Goal: Check the listing below for lines with the word "Facility" and say how many there are, with nothing but the number.

Data for this exercise:
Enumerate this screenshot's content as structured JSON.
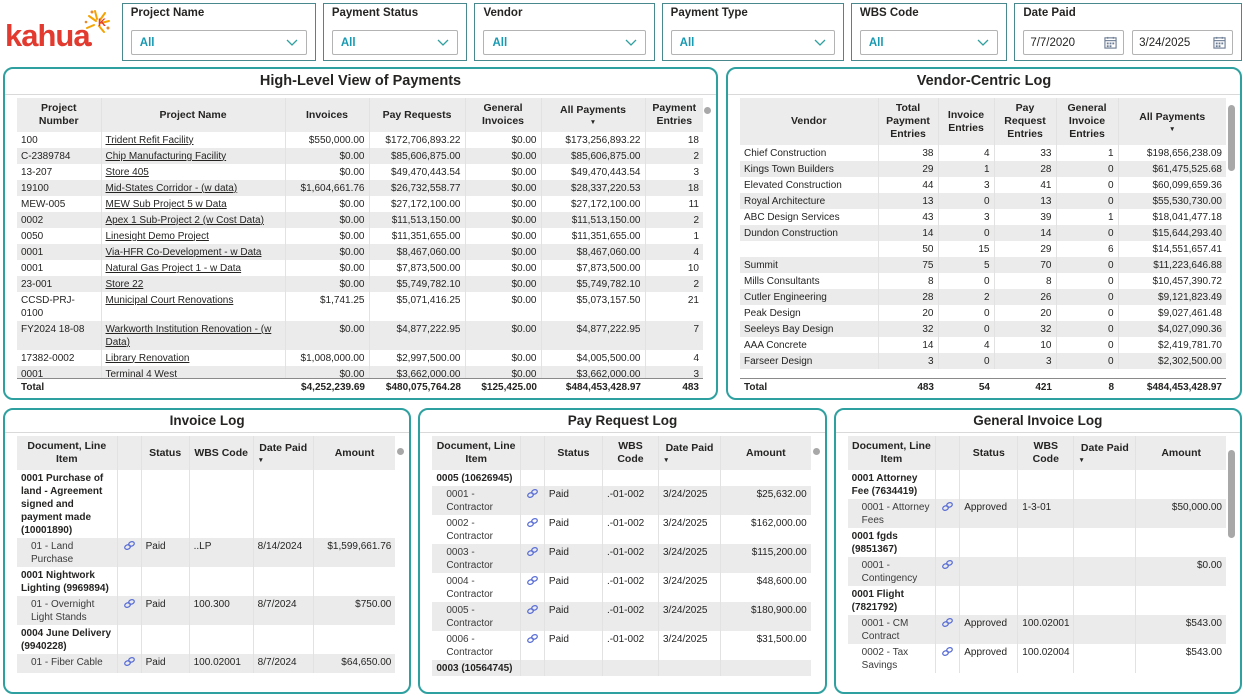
{
  "brand": {
    "logo_text": "kahua"
  },
  "colors": {
    "accent_teal": "#2FA0A0",
    "value_teal": "#1899B2",
    "link_blue": "#5B6FD6",
    "logo_red": "#E23A2E",
    "logo_orange": "#F5A300"
  },
  "filters": {
    "project_name": {
      "label": "Project Name",
      "value": "All"
    },
    "payment_status": {
      "label": "Payment Status",
      "value": "All"
    },
    "vendor": {
      "label": "Vendor",
      "value": "All"
    },
    "payment_type": {
      "label": "Payment Type",
      "value": "All"
    },
    "wbs_code": {
      "label": "WBS Code",
      "value": "All"
    },
    "date_paid": {
      "label": "Date Paid",
      "start": "7/7/2020",
      "end": "3/24/2025"
    }
  },
  "high_level": {
    "title": "High-Level View of Payments",
    "columns": [
      "Project Number",
      "Project Name",
      "Invoices",
      "Pay Requests",
      "General Invoices",
      "All Payments",
      "Payment Entries"
    ],
    "rows": [
      [
        "100",
        "Trident Refit Facility",
        "$550,000.00",
        "$172,706,893.22",
        "$0.00",
        "$173,256,893.22",
        "18"
      ],
      [
        "C-2389784",
        "Chip Manufacturing Facility",
        "$0.00",
        "$85,606,875.00",
        "$0.00",
        "$85,606,875.00",
        "2"
      ],
      [
        "13-207",
        "Store 405",
        "$0.00",
        "$49,470,443.54",
        "$0.00",
        "$49,470,443.54",
        "3"
      ],
      [
        "19100",
        "Mid-States Corridor - (w data)",
        "$1,604,661.76",
        "$26,732,558.77",
        "$0.00",
        "$28,337,220.53",
        "18"
      ],
      [
        "MEW-005",
        "MEW Sub Project 5 w Data",
        "$0.00",
        "$27,172,100.00",
        "$0.00",
        "$27,172,100.00",
        "11"
      ],
      [
        "0002",
        "Apex 1 Sub-Project 2 (w Cost Data)",
        "$0.00",
        "$11,513,150.00",
        "$0.00",
        "$11,513,150.00",
        "2"
      ],
      [
        "0050",
        "Linesight Demo Project",
        "$0.00",
        "$11,351,655.00",
        "$0.00",
        "$11,351,655.00",
        "1"
      ],
      [
        "0001",
        "Via-HFR Co-Development - w Data",
        "$0.00",
        "$8,467,060.00",
        "$0.00",
        "$8,467,060.00",
        "4"
      ],
      [
        "0001",
        "Natural Gas Project 1 - w Data",
        "$0.00",
        "$7,873,500.00",
        "$0.00",
        "$7,873,500.00",
        "10"
      ],
      [
        "23-001",
        "Store 22",
        "$0.00",
        "$5,749,782.10",
        "$0.00",
        "$5,749,782.10",
        "2"
      ],
      [
        "CCSD-PRJ-0100",
        "Municipal Court Renovations",
        "$1,741.25",
        "$5,071,416.25",
        "$0.00",
        "$5,073,157.50",
        "21"
      ],
      [
        "FY2024 18-08",
        "Warkworth Institution Renovation - (w Data)",
        "$0.00",
        "$4,877,222.95",
        "$0.00",
        "$4,877,222.95",
        "7"
      ],
      [
        "17382-0002",
        "Library Renovation",
        "$1,008,000.00",
        "$2,997,500.00",
        "$0.00",
        "$4,005,500.00",
        "4"
      ],
      [
        "0001",
        "Terminal 4 West",
        "$0.00",
        "$3,662,000.00",
        "$0.00",
        "$3,662,000.00",
        "3"
      ]
    ],
    "total": [
      "Total",
      "",
      "$4,252,239.69",
      "$480,075,764.28",
      "$125,425.00",
      "$484,453,428.97",
      "483"
    ]
  },
  "vendor_log": {
    "title": "Vendor-Centric Log",
    "columns": [
      "Vendor",
      "Total Payment Entries",
      "Invoice Entries",
      "Pay Request Entries",
      "General Invoice Entries",
      "All Payments"
    ],
    "rows": [
      [
        "Chief Construction",
        "38",
        "4",
        "33",
        "1",
        "$198,656,238.09"
      ],
      [
        "Kings Town Builders",
        "29",
        "1",
        "28",
        "0",
        "$61,475,525.68"
      ],
      [
        "Elevated Construction",
        "44",
        "3",
        "41",
        "0",
        "$60,099,659.36"
      ],
      [
        "Royal Architecture",
        "13",
        "0",
        "13",
        "0",
        "$55,530,730.00"
      ],
      [
        "ABC Design Services",
        "43",
        "3",
        "39",
        "1",
        "$18,041,477.18"
      ],
      [
        "Dundon Construction",
        "14",
        "0",
        "14",
        "0",
        "$15,644,293.40"
      ],
      [
        "",
        "50",
        "15",
        "29",
        "6",
        "$14,551,657.41"
      ],
      [
        "Summit",
        "75",
        "5",
        "70",
        "0",
        "$11,223,646.88"
      ],
      [
        "Mills Consultants",
        "8",
        "0",
        "8",
        "0",
        "$10,457,390.72"
      ],
      [
        "Cutler Engineering",
        "28",
        "2",
        "26",
        "0",
        "$9,121,823.49"
      ],
      [
        "Peak Design",
        "20",
        "0",
        "20",
        "0",
        "$9,027,461.48"
      ],
      [
        "Seeleys Bay Design",
        "32",
        "0",
        "32",
        "0",
        "$4,027,090.36"
      ],
      [
        "AAA Concrete",
        "14",
        "4",
        "10",
        "0",
        "$2,419,781.70"
      ],
      [
        "Farseer Design",
        "3",
        "0",
        "3",
        "0",
        "$2,302,500.00"
      ]
    ],
    "total": [
      "Total",
      "483",
      "54",
      "421",
      "8",
      "$484,453,428.97"
    ]
  },
  "invoice_log": {
    "title": "Invoice Log",
    "columns": [
      "Document, Line Item",
      "",
      "Status",
      "WBS Code",
      "Date Paid",
      "Amount"
    ],
    "rows": [
      {
        "t": "g",
        "c": [
          "0001 Purchase of land - Agreement signed and payment made (10001890)",
          "",
          "",
          "",
          "",
          ""
        ]
      },
      {
        "t": "d",
        "c": [
          "01 - Land Purchase",
          "link-icon",
          "Paid",
          "..LP",
          "8/14/2024",
          "$1,599,661.76"
        ]
      },
      {
        "t": "g",
        "c": [
          "0001 Nightwork Lighting (9969894)",
          "",
          "",
          "",
          "",
          ""
        ]
      },
      {
        "t": "d",
        "c": [
          "01 - Overnight Light Stands",
          "link-icon",
          "Paid",
          "100.300",
          "8/7/2024",
          "$750.00"
        ]
      },
      {
        "t": "g",
        "c": [
          "0004 June Delivery (9940228)",
          "",
          "",
          "",
          "",
          ""
        ]
      },
      {
        "t": "d",
        "c": [
          "01 - Fiber Cable",
          "link-icon",
          "Paid",
          "100.02001",
          "8/7/2024",
          "$64,650.00"
        ]
      }
    ]
  },
  "pay_request_log": {
    "title": "Pay Request Log",
    "columns": [
      "Document, Line Item",
      "",
      "Status",
      "WBS Code",
      "Date Paid",
      "Amount"
    ],
    "rows": [
      {
        "t": "g",
        "c": [
          "0005 (10626945)",
          "",
          "",
          "",
          "",
          ""
        ]
      },
      {
        "t": "d",
        "c": [
          "0001 - Contractor",
          "link-icon",
          "Paid",
          ".-01-002",
          "3/24/2025",
          "$25,632.00"
        ]
      },
      {
        "t": "d",
        "c": [
          "0002 - Contractor",
          "link-icon",
          "Paid",
          ".-01-002",
          "3/24/2025",
          "$162,000.00"
        ]
      },
      {
        "t": "d",
        "c": [
          "0003 - Contractor",
          "link-icon",
          "Paid",
          ".-01-002",
          "3/24/2025",
          "$115,200.00"
        ]
      },
      {
        "t": "d",
        "c": [
          "0004 - Contractor",
          "link-icon",
          "Paid",
          ".-01-002",
          "3/24/2025",
          "$48,600.00"
        ]
      },
      {
        "t": "d",
        "c": [
          "0005 - Contractor",
          "link-icon",
          "Paid",
          ".-01-002",
          "3/24/2025",
          "$180,900.00"
        ]
      },
      {
        "t": "d",
        "c": [
          "0006 - Contractor",
          "link-icon",
          "Paid",
          ".-01-002",
          "3/24/2025",
          "$31,500.00"
        ]
      },
      {
        "t": "g",
        "c": [
          "0003 (10564745)",
          "",
          "",
          "",
          "",
          ""
        ]
      }
    ]
  },
  "general_invoice_log": {
    "title": "General Invoice Log",
    "columns": [
      "Document, Line Item",
      "",
      "Status",
      "WBS Code",
      "Date Paid",
      "Amount"
    ],
    "rows": [
      {
        "t": "g",
        "c": [
          "0001 Attorney Fee (7634419)",
          "",
          "",
          "",
          "",
          ""
        ]
      },
      {
        "t": "d",
        "c": [
          "0001 - Attorney Fees",
          "link-icon",
          "Approved",
          "1-3-01",
          "",
          "$50,000.00"
        ]
      },
      {
        "t": "g",
        "c": [
          "0001 fgds (9851367)",
          "",
          "",
          "",
          "",
          ""
        ]
      },
      {
        "t": "d",
        "c": [
          "0001 - Contingency",
          "link-icon",
          "",
          "",
          "",
          "$0.00"
        ]
      },
      {
        "t": "g",
        "c": [
          "0001 Flight (7821792)",
          "",
          "",
          "",
          "",
          ""
        ]
      },
      {
        "t": "d",
        "c": [
          "0001 - CM Contract",
          "link-icon",
          "Approved",
          "100.02001",
          "",
          "$543.00"
        ]
      },
      {
        "t": "d",
        "c": [
          "0002 - Tax Savings",
          "link-icon",
          "Approved",
          "100.02004",
          "",
          "$543.00"
        ]
      }
    ]
  }
}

Final result: 2